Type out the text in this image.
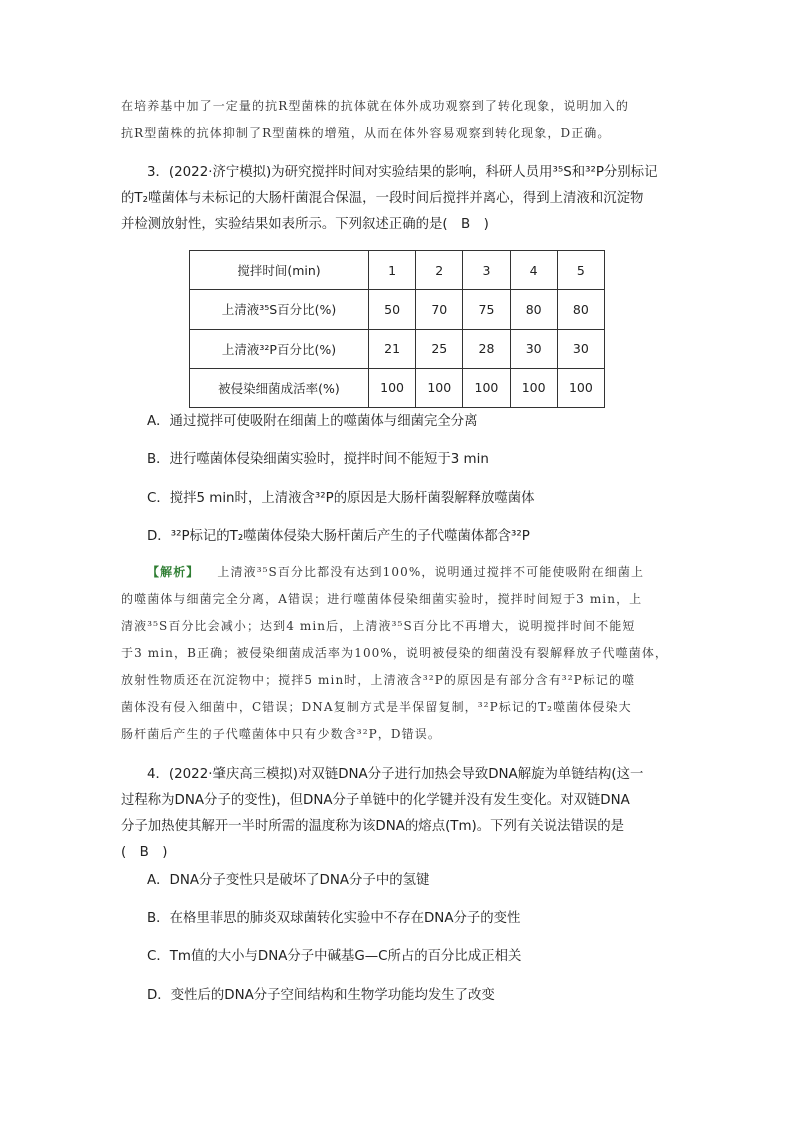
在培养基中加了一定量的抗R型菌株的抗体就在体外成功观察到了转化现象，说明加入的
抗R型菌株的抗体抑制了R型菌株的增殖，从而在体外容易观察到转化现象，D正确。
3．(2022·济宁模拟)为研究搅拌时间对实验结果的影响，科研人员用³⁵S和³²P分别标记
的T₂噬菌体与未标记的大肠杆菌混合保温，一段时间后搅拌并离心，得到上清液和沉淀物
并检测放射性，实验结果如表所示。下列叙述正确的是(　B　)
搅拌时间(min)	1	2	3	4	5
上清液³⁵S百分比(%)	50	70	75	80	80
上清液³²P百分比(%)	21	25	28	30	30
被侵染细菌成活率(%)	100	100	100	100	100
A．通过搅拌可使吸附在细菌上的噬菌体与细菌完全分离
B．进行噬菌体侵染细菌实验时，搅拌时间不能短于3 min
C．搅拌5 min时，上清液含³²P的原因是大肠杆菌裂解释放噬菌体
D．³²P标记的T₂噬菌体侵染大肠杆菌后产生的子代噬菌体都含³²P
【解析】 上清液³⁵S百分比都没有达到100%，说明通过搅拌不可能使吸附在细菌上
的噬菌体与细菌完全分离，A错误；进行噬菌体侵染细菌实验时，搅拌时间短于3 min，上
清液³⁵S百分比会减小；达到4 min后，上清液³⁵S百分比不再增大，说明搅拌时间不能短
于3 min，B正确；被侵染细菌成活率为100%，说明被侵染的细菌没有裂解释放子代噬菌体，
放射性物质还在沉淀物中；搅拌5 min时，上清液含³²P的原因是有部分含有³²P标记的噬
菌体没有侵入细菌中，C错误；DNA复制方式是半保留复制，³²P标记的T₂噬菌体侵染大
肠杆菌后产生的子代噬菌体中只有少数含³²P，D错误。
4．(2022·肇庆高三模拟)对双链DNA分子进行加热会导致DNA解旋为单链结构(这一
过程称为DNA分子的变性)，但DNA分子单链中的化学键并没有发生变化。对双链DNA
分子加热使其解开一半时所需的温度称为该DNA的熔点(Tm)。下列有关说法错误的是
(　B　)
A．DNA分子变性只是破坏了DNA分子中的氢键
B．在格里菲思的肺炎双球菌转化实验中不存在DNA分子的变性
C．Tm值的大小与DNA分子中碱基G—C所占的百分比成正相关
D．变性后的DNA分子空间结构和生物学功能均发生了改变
+---+
Direction:
Using the records above, copy each line that contains "min时".

Output for this task:
C．搅拌5 min时，上清液含³²P的原因是大肠杆菌裂解释放噬菌体
放射性物质还在沉淀物中；搅拌5 min时，上清液含³²P的原因是有部分含有³²P标记的噬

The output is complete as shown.